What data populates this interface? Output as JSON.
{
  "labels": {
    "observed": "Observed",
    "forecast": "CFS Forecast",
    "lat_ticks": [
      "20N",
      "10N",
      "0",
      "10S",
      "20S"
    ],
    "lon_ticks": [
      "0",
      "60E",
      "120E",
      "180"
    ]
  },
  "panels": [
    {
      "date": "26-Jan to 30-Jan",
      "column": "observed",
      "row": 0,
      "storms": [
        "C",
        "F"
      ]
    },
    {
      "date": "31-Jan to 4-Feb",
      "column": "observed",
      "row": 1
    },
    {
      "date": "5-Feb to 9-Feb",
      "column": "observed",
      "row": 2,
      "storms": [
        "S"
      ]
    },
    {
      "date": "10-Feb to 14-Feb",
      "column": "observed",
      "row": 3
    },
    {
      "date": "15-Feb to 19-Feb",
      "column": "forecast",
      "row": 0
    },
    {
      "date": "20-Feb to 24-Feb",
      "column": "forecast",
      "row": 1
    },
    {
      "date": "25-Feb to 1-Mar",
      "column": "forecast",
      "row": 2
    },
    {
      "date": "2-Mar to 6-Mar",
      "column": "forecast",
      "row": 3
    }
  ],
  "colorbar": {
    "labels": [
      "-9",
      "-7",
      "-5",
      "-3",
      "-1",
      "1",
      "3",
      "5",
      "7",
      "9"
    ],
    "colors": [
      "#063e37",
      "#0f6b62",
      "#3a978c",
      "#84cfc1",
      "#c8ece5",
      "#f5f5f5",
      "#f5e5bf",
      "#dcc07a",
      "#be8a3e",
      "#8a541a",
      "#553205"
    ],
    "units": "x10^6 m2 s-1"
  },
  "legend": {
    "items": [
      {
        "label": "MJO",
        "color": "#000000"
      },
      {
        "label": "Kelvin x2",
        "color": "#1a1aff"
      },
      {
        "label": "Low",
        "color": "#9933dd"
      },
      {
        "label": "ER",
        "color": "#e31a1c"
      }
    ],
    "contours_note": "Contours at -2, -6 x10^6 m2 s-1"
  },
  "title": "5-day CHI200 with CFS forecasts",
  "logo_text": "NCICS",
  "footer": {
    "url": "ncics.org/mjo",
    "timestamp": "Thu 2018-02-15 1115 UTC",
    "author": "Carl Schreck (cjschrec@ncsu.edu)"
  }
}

--- Exercise description ---
Your task is to retype all of the records exactly.

--- Response ---
What data populates this interface? Output as JSON.
{
  "labels": {
    "observed": "Observed",
    "forecast": "CFS Forecast",
    "lat_ticks": [
      "20N",
      "10N",
      "0",
      "10S",
      "20S"
    ],
    "lon_ticks": [
      "0",
      "60E",
      "120E",
      "180"
    ]
  },
  "panels": [
    {
      "date": "26-Jan to 30-Jan",
      "column": "observed",
      "row": 0,
      "storms": [
        "C",
        "F"
      ]
    },
    {
      "date": "31-Jan to 4-Feb",
      "column": "observed",
      "row": 1
    },
    {
      "date": "5-Feb to 9-Feb",
      "column": "observed",
      "row": 2,
      "storms": [
        "S"
      ]
    },
    {
      "date": "10-Feb to 14-Feb",
      "column": "observed",
      "row": 3
    },
    {
      "date": "15-Feb to 19-Feb",
      "column": "forecast",
      "row": 0
    },
    {
      "date": "20-Feb to 24-Feb",
      "column": "forecast",
      "row": 1
    },
    {
      "date": "25-Feb to 1-Mar",
      "column": "forecast",
      "row": 2
    },
    {
      "date": "2-Mar to 6-Mar",
      "column": "forecast",
      "row": 3
    }
  ],
  "colorbar": {
    "labels": [
      "-9",
      "-7",
      "-5",
      "-3",
      "-1",
      "1",
      "3",
      "5",
      "7",
      "9"
    ],
    "colors": [
      "#063e37",
      "#0f6b62",
      "#3a978c",
      "#84cfc1",
      "#c8ece5",
      "#f5f5f5",
      "#f5e5bf",
      "#dcc07a",
      "#be8a3e",
      "#8a541a",
      "#553205"
    ],
    "units": "x10^6 m2 s-1"
  },
  "legend": {
    "items": [
      {
        "label": "MJO",
        "color": "#000000"
      },
      {
        "label": "Kelvin x2",
        "color": "#1a1aff"
      },
      {
        "label": "Low",
        "color": "#9933dd"
      },
      {
        "label": "ER",
        "color": "#e31a1c"
      }
    ],
    "contours_note": "Contours at -2, -6 x10^6 m2 s-1"
  },
  "title": "5-day CHI200 with CFS forecasts",
  "logo_text": "NCICS",
  "footer": {
    "url": "ncics.org/mjo",
    "timestamp": "Thu 2018-02-15 1115 UTC",
    "author": "Carl Schreck (cjschrec@ncsu.edu)"
  }
}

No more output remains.